◆ SOURCE DATA:
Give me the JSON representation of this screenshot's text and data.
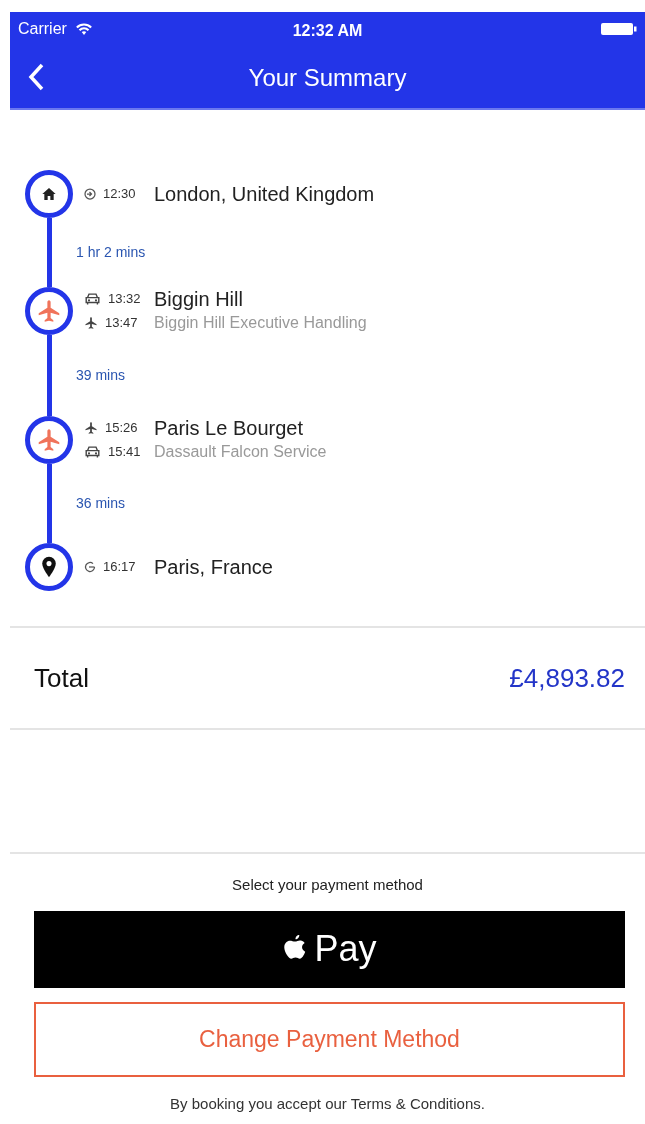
{
  "status_bar": {
    "carrier": "Carrier",
    "time": "12:32 AM"
  },
  "nav": {
    "title": "Your Summary"
  },
  "stops": [
    {
      "kind": "home",
      "times": [
        {
          "kind": "depart",
          "time": "12:30"
        }
      ],
      "name": "London, United Kingdom"
    },
    {
      "kind": "plane",
      "times": [
        {
          "kind": "car",
          "time": "13:32"
        },
        {
          "kind": "plane",
          "time": "13:47"
        }
      ],
      "name": "Biggin Hill",
      "detail": "Biggin Hill Executive Handling"
    },
    {
      "kind": "plane",
      "times": [
        {
          "kind": "plane",
          "time": "15:26"
        },
        {
          "kind": "car",
          "time": "15:41"
        }
      ],
      "name": "Paris Le Bourget",
      "detail": "Dassault Falcon Service"
    },
    {
      "kind": "pin",
      "times": [
        {
          "kind": "arrive",
          "time": "16:17"
        }
      ],
      "name": "Paris, France"
    }
  ],
  "legs": [
    {
      "duration": "1 hr 2 mins"
    },
    {
      "duration": "39 mins"
    },
    {
      "duration": "36 mins"
    }
  ],
  "total": {
    "label": "Total",
    "amount": "£4,893.82"
  },
  "payment": {
    "prompt": "Select your payment method",
    "apple_pay_label": "Pay",
    "change_button": "Change Payment Method",
    "terms_text": "By booking you accept our ",
    "terms_link": "Terms & Conditions",
    "terms_end": "."
  }
}
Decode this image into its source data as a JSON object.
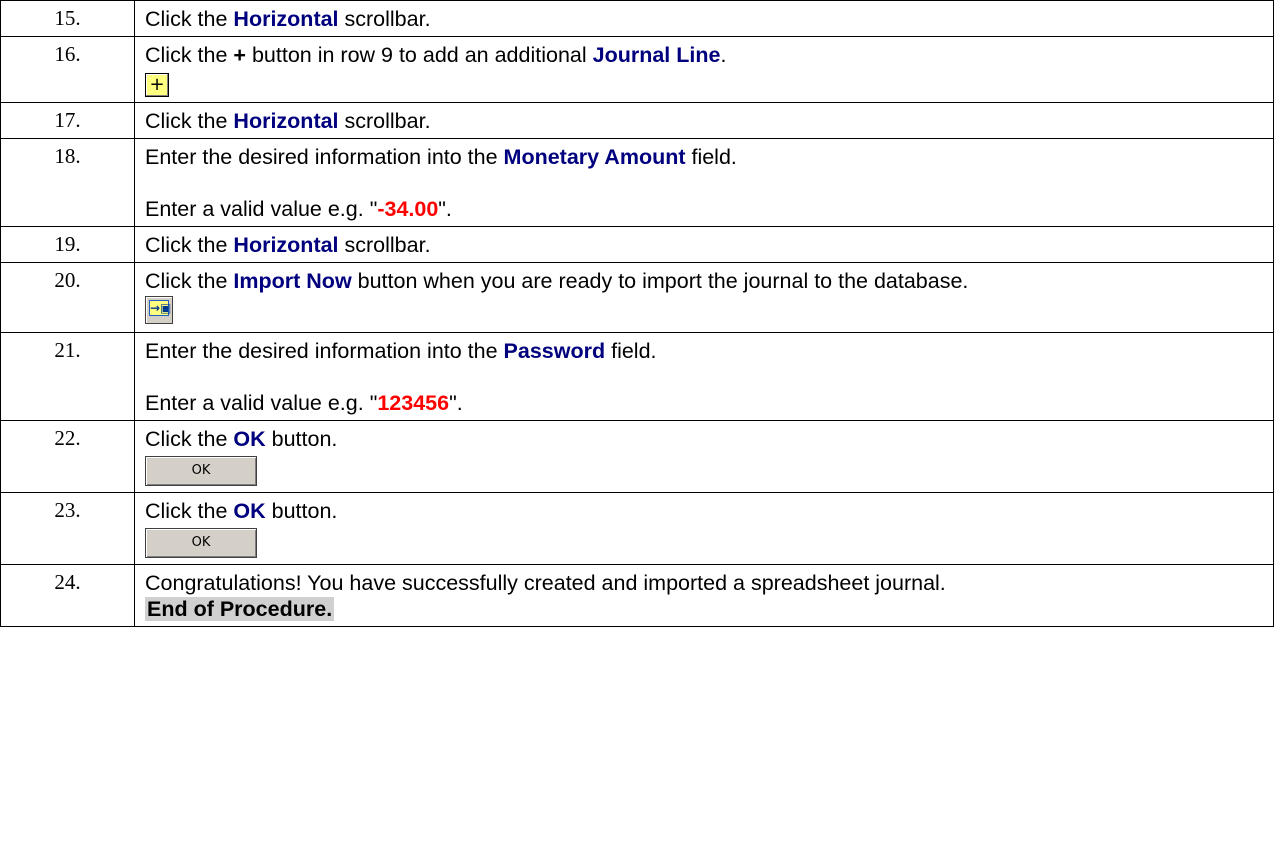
{
  "steps": [
    {
      "num": "15.",
      "pre": "Click the ",
      "kw": "Horizontal",
      "post": " scrollbar."
    },
    {
      "num": "16.",
      "pre": "Click the ",
      "plus": "+",
      "mid": " button in row 9 to add an additional ",
      "kw": "Journal Line",
      "post": ".",
      "icon_label": "+"
    },
    {
      "num": "17.",
      "pre": "Click the ",
      "kw": "Horizontal",
      "post": " scrollbar."
    },
    {
      "num": "18.",
      "pre": "Enter the desired information into the ",
      "kw": "Monetary Amount",
      "post": " field.",
      "hint_pre": "Enter a valid value e.g. \"",
      "hint_val": "-34.00",
      "hint_post": "\"."
    },
    {
      "num": "19.",
      "pre": "Click the ",
      "kw": "Horizontal",
      "post": " scrollbar."
    },
    {
      "num": "20.",
      "pre": "Click the ",
      "kw": "Import Now",
      "post": " button when you are ready to import the journal to the database.",
      "icon_label": "→▣"
    },
    {
      "num": "21.",
      "pre": "Enter the desired information into the ",
      "kw": "Password",
      "post": " field.",
      "hint_pre": "Enter a valid value e.g. \"",
      "hint_val": "123456",
      "hint_post": "\"."
    },
    {
      "num": "22.",
      "pre": "Click the ",
      "kw": "OK",
      "post": " button.",
      "icon_label": "OK"
    },
    {
      "num": "23.",
      "pre": "Click the ",
      "kw": "OK",
      "post": " button.",
      "icon_label": "OK"
    },
    {
      "num": "24.",
      "text": "Congratulations! You have successfully created and imported a spreadsheet journal.",
      "end": "End of Procedure."
    }
  ],
  "colors": {
    "keyword": "#00007f",
    "value": "#ff0000",
    "end_highlight": "#d0d0d0",
    "button_face": "#ffff80"
  },
  "icons": {
    "add_row": "plus-button-icon",
    "import": "import-now-icon",
    "ok": "ok-button-image"
  }
}
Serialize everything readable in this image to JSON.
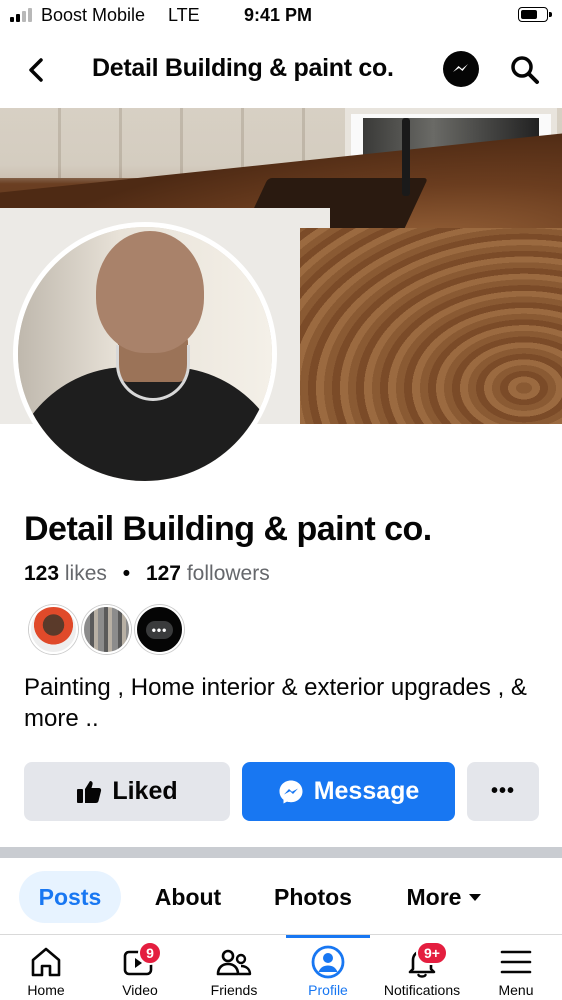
{
  "status_bar": {
    "carrier": "Boost Mobile",
    "network": "LTE",
    "time": "9:41 PM",
    "signal_bars_on": 2,
    "signal_bars_total": 4,
    "battery_level": 0.7
  },
  "header": {
    "title": "Detail Building & paint co.",
    "back_icon": "chevron-left-icon",
    "messenger_icon": "messenger-icon",
    "search_icon": "search-icon"
  },
  "profile": {
    "name": "Detail Building & paint co.",
    "likes_count": "123",
    "likes_label": "likes",
    "separator": "•",
    "followers_count": "127",
    "followers_label": "followers",
    "description": "Painting , Home interior & exterior  upgrades , & more ..",
    "friend_more": "•••"
  },
  "actions": {
    "liked_label": "Liked",
    "message_label": "Message",
    "more_label": "•••"
  },
  "tabs": [
    {
      "label": "Posts",
      "active": true
    },
    {
      "label": "About",
      "active": false
    },
    {
      "label": "Photos",
      "active": false
    },
    {
      "label": "More",
      "active": false
    }
  ],
  "bottom_nav": [
    {
      "label": "Home",
      "icon": "home-icon",
      "badge": ""
    },
    {
      "label": "Video",
      "icon": "video-icon",
      "badge": "9"
    },
    {
      "label": "Friends",
      "icon": "friends-icon",
      "badge": ""
    },
    {
      "label": "Profile",
      "icon": "profile-icon",
      "badge": "",
      "active": true
    },
    {
      "label": "Notifications",
      "icon": "bell-icon",
      "badge": "9+"
    },
    {
      "label": "Menu",
      "icon": "menu-icon",
      "badge": ""
    }
  ],
  "colors": {
    "accent": "#1877f2",
    "badge": "#e41e3f",
    "button_gray": "#e4e6eb",
    "muted_text": "#65676b"
  }
}
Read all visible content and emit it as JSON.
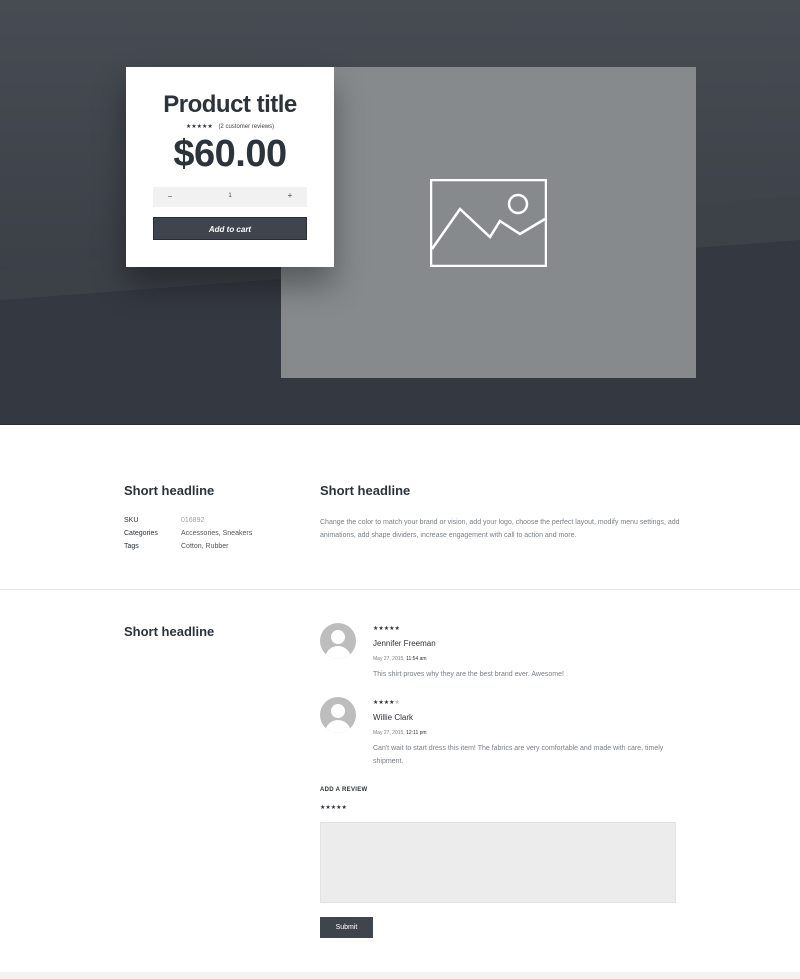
{
  "product": {
    "title": "Product title",
    "stars": "★★★★★",
    "rating_value": 4.5,
    "reviews_text": "(2 customer reviews)",
    "price": "$60.00",
    "qty_minus": "−",
    "qty_value": "1",
    "qty_plus": "+",
    "add_to_cart": "Add to cart"
  },
  "details": {
    "headline": "Short headline",
    "meta": [
      {
        "key": "SKU",
        "value": "016892"
      },
      {
        "key": "Categories",
        "value": "Accessories, Sneakers"
      },
      {
        "key": "Tags",
        "value": "Cotton, Rubber"
      }
    ],
    "description_headline": "Short headline",
    "description": "Change the color to match your brand or vision, add your logo, choose the perfect layout, modify menu settings, add animations, add shape dividers, increase engagement with call to action and more."
  },
  "reviews": {
    "headline": "Short headline",
    "items": [
      {
        "stars": "★★★★★",
        "rating": 5,
        "name": "Jennifer Freeman",
        "date": "May 27, 2015,",
        "time": "11:54 am",
        "text": "This shirt proves why they are the best brand ever. Awesome!"
      },
      {
        "stars": "★★★★★",
        "rating": 4,
        "name": "Willie Clark",
        "date": "May 27, 2015,",
        "time": "12:11 pm",
        "text": "Can't wait to start dress this item! The fabrics are very comfortable and made with care, timely shipment."
      }
    ],
    "add_review_label": "ADD A REVIEW",
    "add_review_stars": "★★★★★",
    "submit": "Submit"
  },
  "icons": {
    "image_placeholder": "image-placeholder-icon",
    "avatar": "user-avatar-icon"
  },
  "colors": {
    "accent_dark": "#40454d",
    "hero_bg": "#474c53",
    "image_panel": "#868a8d"
  }
}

◆ WHAT TO WORK ON: Retype the whole listing exactly and leave the pictures out.

◆ RESPONSE BELOW:
Give me the JSON representation of this screenshot's text and data.
{
  "status_bar": {
    "carrier": "Carrier",
    "time": "12:32 AM"
  },
  "nav": {
    "title": "Your Summary"
  },
  "stops": [
    {
      "kind": "home",
      "times": [
        {
          "kind": "depart",
          "time": "12:30"
        }
      ],
      "name": "London, United Kingdom"
    },
    {
      "kind": "plane",
      "times": [
        {
          "kind": "car",
          "time": "13:32"
        },
        {
          "kind": "plane",
          "time": "13:47"
        }
      ],
      "name": "Biggin Hill",
      "detail": "Biggin Hill Executive Handling"
    },
    {
      "kind": "plane",
      "times": [
        {
          "kind": "plane",
          "time": "15:26"
        },
        {
          "kind": "car",
          "time": "15:41"
        }
      ],
      "name": "Paris Le Bourget",
      "detail": "Dassault Falcon Service"
    },
    {
      "kind": "pin",
      "times": [
        {
          "kind": "arrive",
          "time": "16:17"
        }
      ],
      "name": "Paris, France"
    }
  ],
  "legs": [
    {
      "duration": "1 hr 2 mins"
    },
    {
      "duration": "39 mins"
    },
    {
      "duration": "36 mins"
    }
  ],
  "total": {
    "label": "Total",
    "amount": "£4,893.82"
  },
  "payment": {
    "prompt": "Select your payment method",
    "apple_pay_label": "Pay",
    "change_button": "Change Payment Method",
    "terms_text": "By booking you accept our ",
    "terms_link": "Terms & Conditions",
    "terms_end": "."
  }
}
Decode this image into its source data as a JSON object.
{
  "steps": [
    {
      "num": "15.",
      "pre": "Click the ",
      "kw": "Horizontal",
      "post": " scrollbar."
    },
    {
      "num": "16.",
      "pre": "Click the ",
      "plus": "+",
      "mid": " button in row 9 to add an additional ",
      "kw": "Journal Line",
      "post": ".",
      "icon_label": "+"
    },
    {
      "num": "17.",
      "pre": "Click the ",
      "kw": "Horizontal",
      "post": " scrollbar."
    },
    {
      "num": "18.",
      "pre": "Enter the desired information into the ",
      "kw": "Monetary Amount",
      "post": " field.",
      "hint_pre": "Enter a valid value e.g. \"",
      "hint_val": "-34.00",
      "hint_post": "\"."
    },
    {
      "num": "19.",
      "pre": "Click the ",
      "kw": "Horizontal",
      "post": " scrollbar."
    },
    {
      "num": "20.",
      "pre": "Click the ",
      "kw": "Import Now",
      "post": " button when you are ready to import the journal to the database.",
      "icon_label": "→▣"
    },
    {
      "num": "21.",
      "pre": "Enter the desired information into the ",
      "kw": "Password",
      "post": " field.",
      "hint_pre": "Enter a valid value e.g. \"",
      "hint_val": "123456",
      "hint_post": "\"."
    },
    {
      "num": "22.",
      "pre": "Click the ",
      "kw": "OK",
      "post": " button.",
      "icon_label": "OK"
    },
    {
      "num": "23.",
      "pre": "Click the ",
      "kw": "OK",
      "post": " button.",
      "icon_label": "OK"
    },
    {
      "num": "24.",
      "text": "Congratulations! You have successfully created and imported a spreadsheet journal.",
      "end": "End of Procedure."
    }
  ],
  "colors": {
    "keyword": "#00007f",
    "value": "#ff0000",
    "end_highlight": "#d0d0d0",
    "button_face": "#ffff80"
  },
  "icons": {
    "add_row": "plus-button-icon",
    "import": "import-now-icon",
    "ok": "ok-button-image"
  }
}
Serialize everything readable in this image to JSON.
{
  "status_bar": {
    "carrier": "Boost Mobile",
    "network": "LTE",
    "time": "9:41 PM",
    "signal_bars_on": 2,
    "signal_bars_total": 4,
    "battery_level": 0.7
  },
  "header": {
    "title": "Detail Building & paint co.",
    "back_icon": "chevron-left-icon",
    "messenger_icon": "messenger-icon",
    "search_icon": "search-icon"
  },
  "profile": {
    "name": "Detail Building & paint co.",
    "likes_count": "123",
    "likes_label": "likes",
    "separator": "•",
    "followers_count": "127",
    "followers_label": "followers",
    "description": "Painting , Home interior & exterior  upgrades , & more ..",
    "friend_more": "•••"
  },
  "actions": {
    "liked_label": "Liked",
    "message_label": "Message",
    "more_label": "•••"
  },
  "tabs": [
    {
      "label": "Posts",
      "active": true
    },
    {
      "label": "About",
      "active": false
    },
    {
      "label": "Photos",
      "active": false
    },
    {
      "label": "More",
      "active": false
    }
  ],
  "bottom_nav": [
    {
      "label": "Home",
      "icon": "home-icon",
      "badge": ""
    },
    {
      "label": "Video",
      "icon": "video-icon",
      "badge": "9"
    },
    {
      "label": "Friends",
      "icon": "friends-icon",
      "badge": ""
    },
    {
      "label": "Profile",
      "icon": "profile-icon",
      "badge": "",
      "active": true
    },
    {
      "label": "Notifications",
      "icon": "bell-icon",
      "badge": "9+"
    },
    {
      "label": "Menu",
      "icon": "menu-icon",
      "badge": ""
    }
  ],
  "colors": {
    "accent": "#1877f2",
    "badge": "#e41e3f",
    "button_gray": "#e4e6eb",
    "muted_text": "#65676b"
  }
}
Read all visible content and emit it as JSON.
{
  "product": {
    "title": "Product title",
    "stars": "★★★★★",
    "rating_value": 4.5,
    "reviews_text": "(2 customer reviews)",
    "price": "$60.00",
    "qty_minus": "−",
    "qty_value": "1",
    "qty_plus": "+",
    "add_to_cart": "Add to cart"
  },
  "details": {
    "headline": "Short headline",
    "meta": [
      {
        "key": "SKU",
        "value": "016892"
      },
      {
        "key": "Categories",
        "value": "Accessories, Sneakers"
      },
      {
        "key": "Tags",
        "value": "Cotton, Rubber"
      }
    ],
    "description_headline": "Short headline",
    "description": "Change the color to match your brand or vision, add your logo, choose the perfect layout, modify menu settings, add animations, add shape dividers, increase engagement with call to action and more."
  },
  "reviews": {
    "headline": "Short headline",
    "items": [
      {
        "stars": "★★★★★",
        "rating": 5,
        "name": "Jennifer Freeman",
        "date": "May 27, 2015,",
        "time": "11:54 am",
        "text": "This shirt proves why they are the best brand ever. Awesome!"
      },
      {
        "stars": "★★★★★",
        "rating": 4,
        "name": "Willie Clark",
        "date": "May 27, 2015,",
        "time": "12:11 pm",
        "text": "Can't wait to start dress this item! The fabrics are very comfortable and made with care, timely shipment."
      }
    ],
    "add_review_label": "ADD A REVIEW",
    "add_review_stars": "★★★★★",
    "submit": "Submit"
  },
  "icons": {
    "image_placeholder": "image-placeholder-icon",
    "avatar": "user-avatar-icon"
  },
  "colors": {
    "accent_dark": "#40454d",
    "hero_bg": "#474c53",
    "image_panel": "#868a8d"
  }
}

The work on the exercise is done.